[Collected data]
-- BEGIN --
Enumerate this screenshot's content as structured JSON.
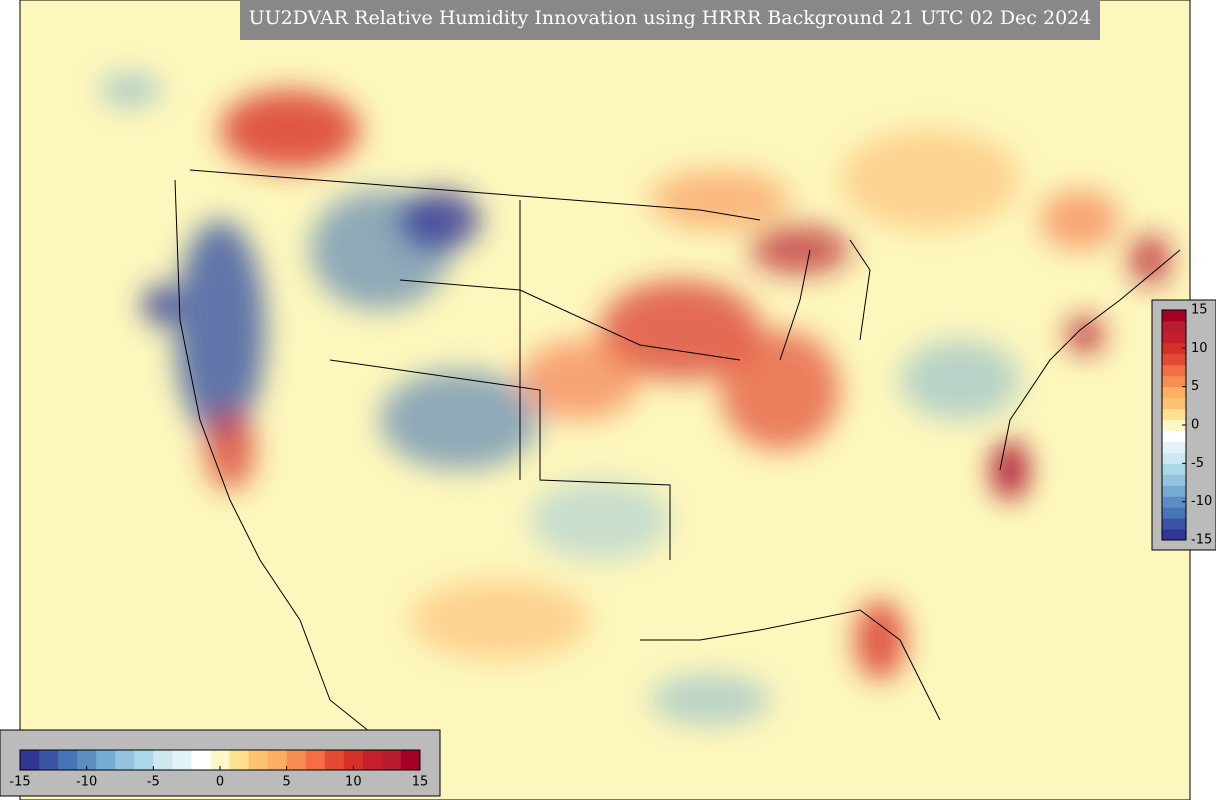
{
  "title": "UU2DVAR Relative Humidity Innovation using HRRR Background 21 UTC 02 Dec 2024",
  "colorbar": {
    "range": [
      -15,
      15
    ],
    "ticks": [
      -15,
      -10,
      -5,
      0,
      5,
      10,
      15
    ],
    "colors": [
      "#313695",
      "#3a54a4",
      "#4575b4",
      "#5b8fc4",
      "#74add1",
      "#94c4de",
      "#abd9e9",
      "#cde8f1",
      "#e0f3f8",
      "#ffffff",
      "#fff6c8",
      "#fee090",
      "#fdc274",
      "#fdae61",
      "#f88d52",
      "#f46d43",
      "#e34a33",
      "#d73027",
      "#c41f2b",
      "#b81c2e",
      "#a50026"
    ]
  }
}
-- END --
# WORK TO DO
Your task is to retype all the entries exactly and leave out any pictures.

# WRITTEN RESPONSE
Enumerate this screenshot's content as structured JSON.
{
  "title": "UU2DVAR Relative Humidity Innovation using HRRR Background 21 UTC 02 Dec 2024",
  "colorbar": {
    "range": [
      -15,
      15
    ],
    "ticks": [
      -15,
      -10,
      -5,
      0,
      5,
      10,
      15
    ],
    "colors": [
      "#313695",
      "#3a54a4",
      "#4575b4",
      "#5b8fc4",
      "#74add1",
      "#94c4de",
      "#abd9e9",
      "#cde8f1",
      "#e0f3f8",
      "#ffffff",
      "#fff6c8",
      "#fee090",
      "#fdc274",
      "#fdae61",
      "#f88d52",
      "#f46d43",
      "#e34a33",
      "#d73027",
      "#c41f2b",
      "#b81c2e",
      "#a50026"
    ]
  }
}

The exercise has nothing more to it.